▸ **INSTRUCTION**
How many lines of these entries hold the string "subtitle"? Reply with the number alone.

-- START MATERIAL TO PROCESS --

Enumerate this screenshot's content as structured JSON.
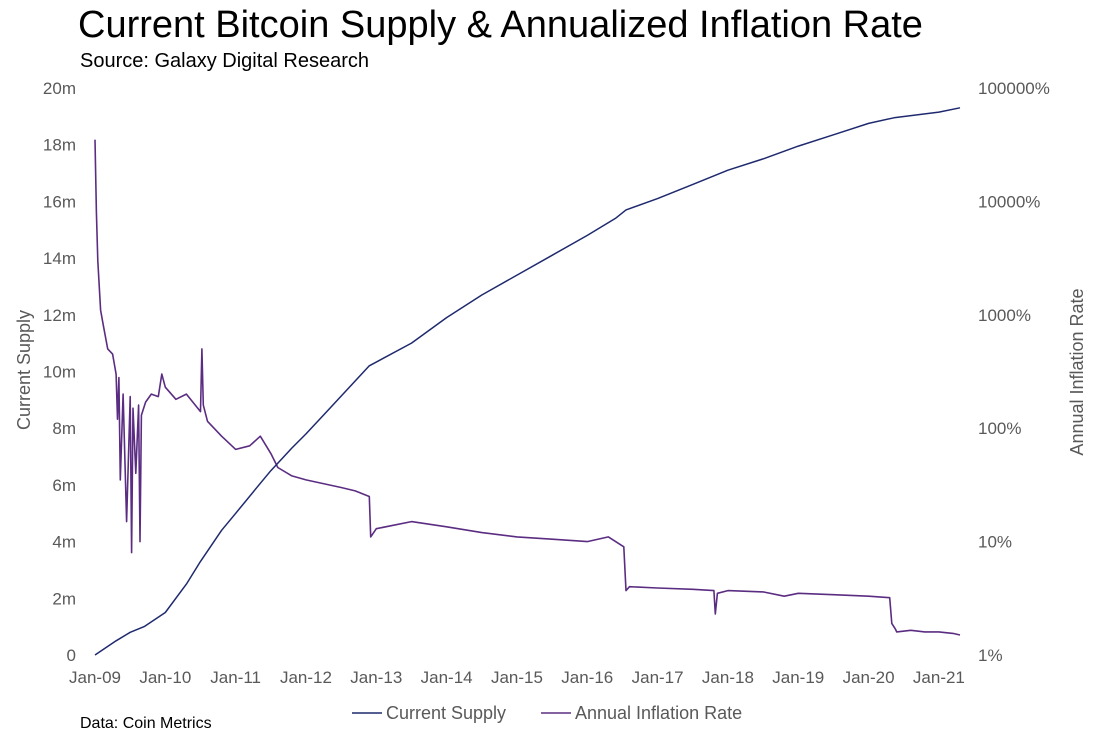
{
  "header": {
    "title": "Current Bitcoin Supply & Annualized Inflation Rate",
    "subtitle": "Source: Galaxy Digital Research"
  },
  "footer": {
    "note": "Data: Coin Metrics"
  },
  "chart_data": {
    "type": "line",
    "title": "Current Bitcoin Supply & Annualized Inflation Rate",
    "subtitle": "Source: Galaxy Digital Research",
    "xlabel": "",
    "ylabel": "Current Supply",
    "y2label": "Annual Inflation Rate",
    "x_range": [
      2009.0,
      2021.3
    ],
    "x_ticks": [
      {
        "label": "Jan-09",
        "x": 2009
      },
      {
        "label": "Jan-10",
        "x": 2010
      },
      {
        "label": "Jan-11",
        "x": 2011
      },
      {
        "label": "Jan-12",
        "x": 2012
      },
      {
        "label": "Jan-13",
        "x": 2013
      },
      {
        "label": "Jan-14",
        "x": 2014
      },
      {
        "label": "Jan-15",
        "x": 2015
      },
      {
        "label": "Jan-16",
        "x": 2016
      },
      {
        "label": "Jan-17",
        "x": 2017
      },
      {
        "label": "Jan-18",
        "x": 2018
      },
      {
        "label": "Jan-19",
        "x": 2019
      },
      {
        "label": "Jan-20",
        "x": 2020
      },
      {
        "label": "Jan-21",
        "x": 2021
      }
    ],
    "ylim": [
      0,
      20
    ],
    "y_ticks": [
      {
        "label": "0",
        "value": 0
      },
      {
        "label": "2m",
        "value": 2
      },
      {
        "label": "4m",
        "value": 4
      },
      {
        "label": "6m",
        "value": 6
      },
      {
        "label": "8m",
        "value": 8
      },
      {
        "label": "10m",
        "value": 10
      },
      {
        "label": "12m",
        "value": 12
      },
      {
        "label": "14m",
        "value": 14
      },
      {
        "label": "16m",
        "value": 16
      },
      {
        "label": "18m",
        "value": 18
      },
      {
        "label": "20m",
        "value": 20
      }
    ],
    "y2_scale": "log",
    "y2lim": [
      1,
      100000
    ],
    "y2_ticks": [
      {
        "label": "1%",
        "value": 1
      },
      {
        "label": "10%",
        "value": 10
      },
      {
        "label": "100%",
        "value": 100
      },
      {
        "label": "1000%",
        "value": 1000
      },
      {
        "label": "10000%",
        "value": 10000
      },
      {
        "label": "100000%",
        "value": 100000
      }
    ],
    "legend_position": "bottom-center",
    "grid": false,
    "series": [
      {
        "name": "Current Supply",
        "axis": "left",
        "color": "#1f2a6e",
        "units": "million BTC",
        "x": [
          2009.0,
          2009.3,
          2009.5,
          2009.7,
          2010.0,
          2010.3,
          2010.5,
          2010.8,
          2011.0,
          2011.3,
          2011.5,
          2011.8,
          2012.0,
          2012.3,
          2012.6,
          2012.9,
          2013.5,
          2014.0,
          2014.5,
          2015.0,
          2015.5,
          2016.0,
          2016.4,
          2016.55,
          2017.0,
          2017.5,
          2018.0,
          2018.5,
          2019.0,
          2019.5,
          2020.0,
          2020.36,
          2021.0,
          2021.3
        ],
        "values": [
          0.0,
          0.5,
          0.8,
          1.0,
          1.5,
          2.5,
          3.3,
          4.4,
          5.0,
          5.9,
          6.5,
          7.3,
          7.8,
          8.6,
          9.4,
          10.2,
          11.0,
          11.9,
          12.7,
          13.4,
          14.1,
          14.8,
          15.4,
          15.7,
          16.1,
          16.6,
          17.1,
          17.5,
          17.95,
          18.35,
          18.75,
          18.95,
          19.15,
          19.3
        ]
      },
      {
        "name": "Annual Inflation Rate",
        "axis": "right",
        "color": "#5b2d82",
        "units": "percent",
        "x": [
          2009.0,
          2009.02,
          2009.04,
          2009.08,
          2009.12,
          2009.18,
          2009.25,
          2009.3,
          2009.32,
          2009.34,
          2009.36,
          2009.4,
          2009.45,
          2009.5,
          2009.52,
          2009.54,
          2009.58,
          2009.62,
          2009.64,
          2009.66,
          2009.72,
          2009.8,
          2009.9,
          2009.95,
          2010.0,
          2010.15,
          2010.3,
          2010.5,
          2010.52,
          2010.54,
          2010.6,
          2010.8,
          2011.0,
          2011.2,
          2011.35,
          2011.5,
          2011.6,
          2011.8,
          2012.0,
          2012.5,
          2012.7,
          2012.9,
          2012.92,
          2013.0,
          2013.5,
          2014.0,
          2014.5,
          2015.0,
          2015.5,
          2016.0,
          2016.3,
          2016.52,
          2016.55,
          2016.6,
          2017.0,
          2017.5,
          2017.8,
          2017.82,
          2017.85,
          2018.0,
          2018.5,
          2018.8,
          2019.0,
          2019.5,
          2020.0,
          2020.3,
          2020.33,
          2020.38,
          2020.4,
          2020.6,
          2020.8,
          2021.0,
          2021.2,
          2021.3
        ],
        "values": [
          35000,
          8000,
          3000,
          1100,
          800,
          500,
          450,
          300,
          120,
          280,
          35,
          200,
          15,
          190,
          8,
          150,
          40,
          160,
          10,
          130,
          170,
          200,
          190,
          300,
          230,
          180,
          200,
          140,
          500,
          160,
          115,
          85,
          65,
          70,
          85,
          60,
          45,
          38,
          35,
          30,
          28,
          25,
          11,
          13,
          15,
          13.5,
          12,
          11,
          10.5,
          10,
          11,
          9,
          3.7,
          4.0,
          3.9,
          3.8,
          3.7,
          2.3,
          3.5,
          3.7,
          3.6,
          3.3,
          3.5,
          3.4,
          3.3,
          3.2,
          1.9,
          1.7,
          1.6,
          1.65,
          1.6,
          1.6,
          1.55,
          1.5
        ]
      }
    ]
  }
}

-- END MATERIAL TO PROCESS --

▸ **RESPONSE TO THE TASK**
2